■ RECORDS SUPPLIED:

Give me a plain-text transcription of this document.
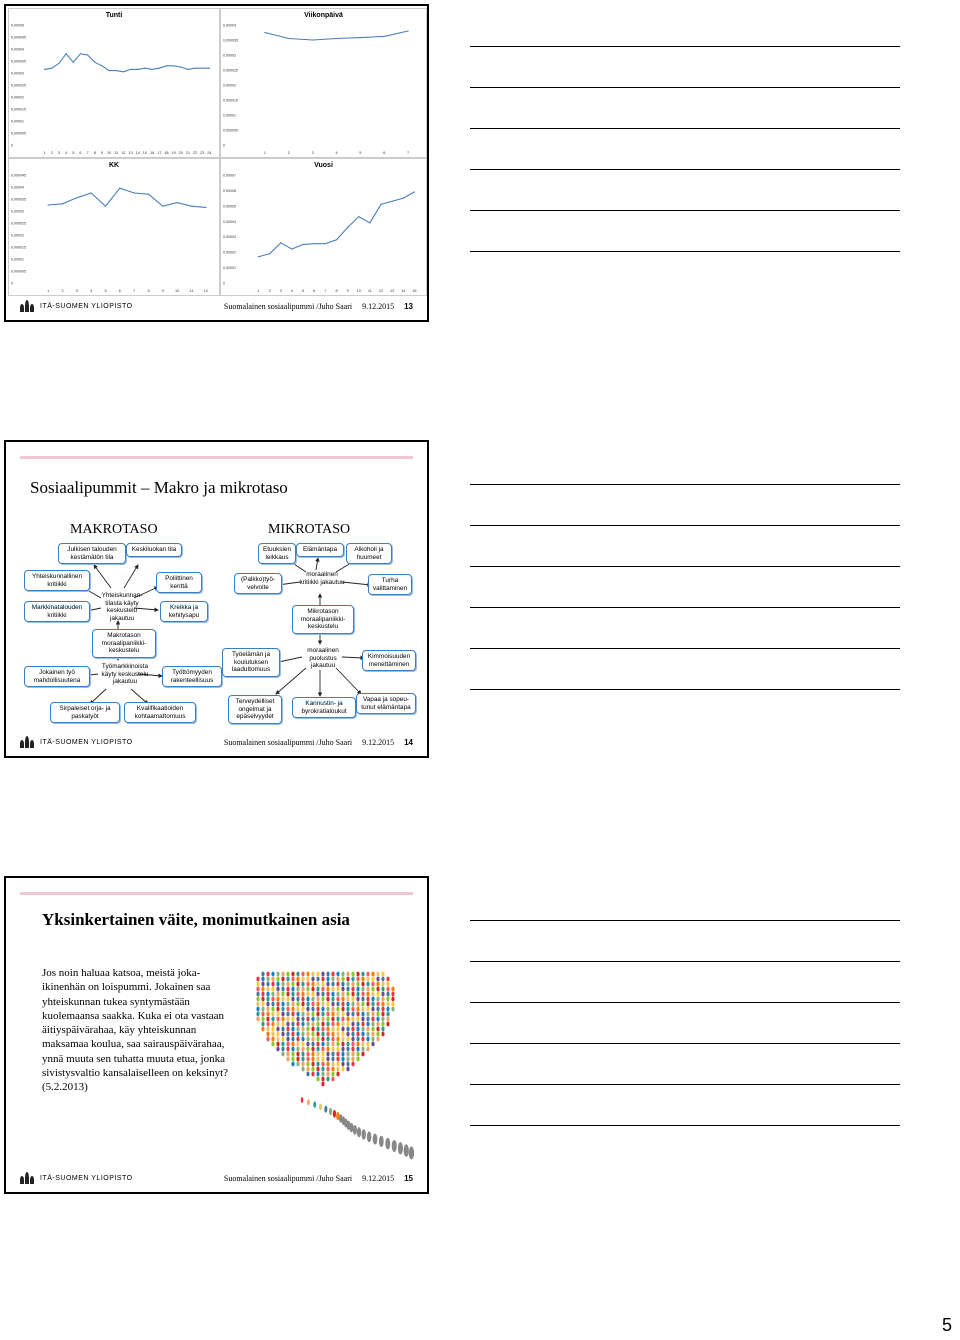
Tunti
0,00005
0,000045
0,00004
0,000035
0,00003
0,000025
0,00002
0,000015
0,00001
0,000005
0
1 2 3 4 5 6 7 8 9 10 11 12 13 14 15 16 17 18 19 20 21 22 23 24
Viikonpäivä
0,00004
0,000035
0,00003
0,000025
0,00002
0,000015
0,00001
0,000005
0
1	2	3	4	5	6	7
KK
0,000045
0,00004
0,000035
0,00003
0,000025
0,00002
0,000015
0,00001
0,000005
0
1	2	3	4	5	6	7	8	9	10	11	12
Vuosi
0,00007
0,00006
0,00005
0,00004
0,00003
0,00002
0,00001
0
1 2 3 4 5 6 7 8 9 10 11 12 13 14 15
ITÄ-SUOMEN YLIOPISTO	Suomalainen sosiaalipummi /Juho Saari 9.12.2015 13
Sosiaalipummit – Makro ja mikrotaso
MAKROTASO	MIKROTASO
Julkisen talouden kestämätön tila
Keskiluokan tila
Yhteiskunnallinen kritiikki
Poliittinen kenttä
Yhteiskunnan-tilasta käyty keskustelu jakautuu
Markkinatalouden kritiikki
Kreikka ja kehitysapu
Makrotason moraalipaniikki-keskustelu
Jokainen työ mahdollisuutena
Työmarkkinoista käyty keskustelu jakautuu
Työttömyyden rakenteellisuus
Sirpaleiset orja- ja paskatyöt
Kvalifikaatioiden kohtaamattomuus
Etuuksien leikkaus
Elämäntapa	Alkoholi ja huumeet
(Palkko)työ-velvoite
moraalinen kritiikki jakautuu	Turha valittaminen
Mikrotason moraalipaniikki-keskustelu
Työelämän ja koulutuksen laaduttomuus
moraalinen puolustus jakautuu
Kimmoisuuden menettäminen
Terveydelliset ongelmat ja epäselvyydet
Kannustin- ja byrokratialoukut
Vapaa ja sopeu-tunut elämäntapa
ITÄ-SUOMEN YLIOPISTO	Suomalainen sosiaalipummi /Juho Saari 9.12.2015 14
Yksinkertainen väite, monimutkainen asia
Jos noin haluaa katsoa, meistä joka-ikinenhän on loispummi. Jokainen saa yhteiskunnan tukea syntymästään kuolemaansa saakka. Kuka ei ota vastaan äitiyspäivärahaa, käy yhteiskunnan maksamaa koulua, saa sairauspäivärahaa, ynnä muuta sen tuhatta muuta etua, jonka sivistysvaltio kansalaiselleen on keksinyt? (5.2.2013)
ITÄ-SUOMEN YLIOPISTO	Suomalainen sosiaalipummi /Juho Saari 9.12.2015 15
5
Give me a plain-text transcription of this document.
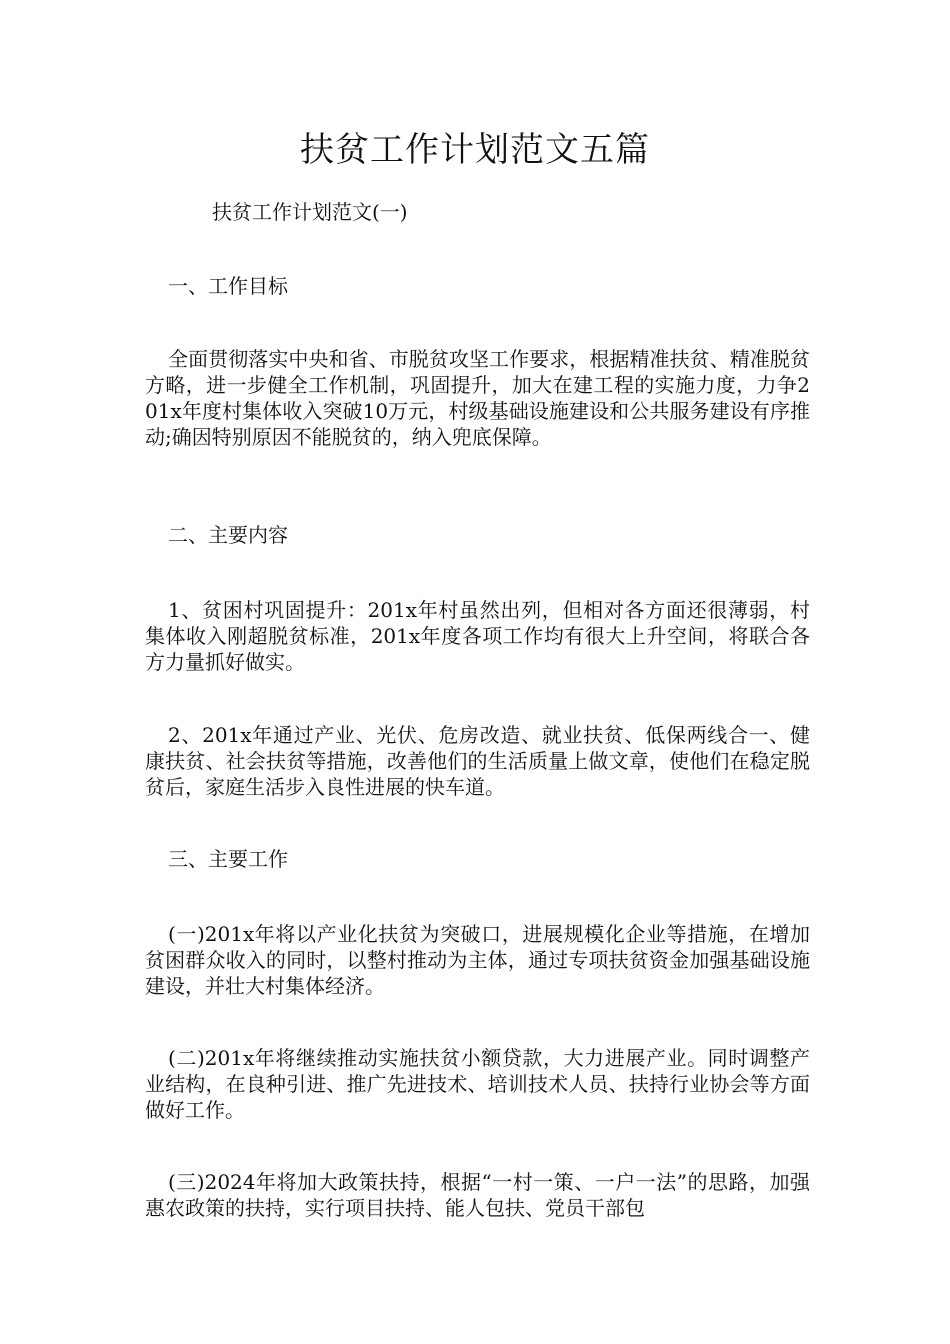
扶贫工作计划范文五篇

扶贫工作计划范文(一)

一、工作目标

全面贯彻落实中央和省、市脱贫攻坚工作要求，根据精准扶贫、精准脱贫方略，进一步健全工作机制，巩固提升，加大在建工程的实施力度，力争201x年度村集体收入突破10万元，村级基础设施建设和公共服务建设有序推动;确因特别原因不能脱贫的，纳入兜底保障。

二、主要内容

1、贫困村巩固提升：201x年村虽然出列，但相对各方面还很薄弱，村集体收入刚超脱贫标准，201x年度各项工作均有很大上升空间，将联合各方力量抓好做实。

2、201x年通过产业、光伏、危房改造、就业扶贫、低保两线合一、健康扶贫、社会扶贫等措施，改善他们的生活质量上做文章，使他们在稳定脱贫后，家庭生活步入良性进展的快车道。

三、主要工作

(一)201x年将以产业化扶贫为突破口，进展规模化企业等措施，在增加贫困群众收入的同时，以整村推动为主体，通过专项扶贫资金加强基础设施建设，并壮大村集体经济。

(二)201x年将继续推动实施扶贫小额贷款，大力进展产业。同时调整产业结构，在良种引进、推广先进技术、培训技术人员、扶持行业协会等方面做好工作。

(三)2024年将加大政策扶持，根据“一村一策、一户一法”的思路，加强惠农政策的扶持，实行项目扶持、能人包扶、党员干部包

■ SET PROBLEM: Collect each line containing the string "käyty".

■ WRITTEN SOLUTION:
Yhteiskunnan-tilasta käyty keskustelu jakautuu
Työmarkkinoista käyty keskustelu jakautuu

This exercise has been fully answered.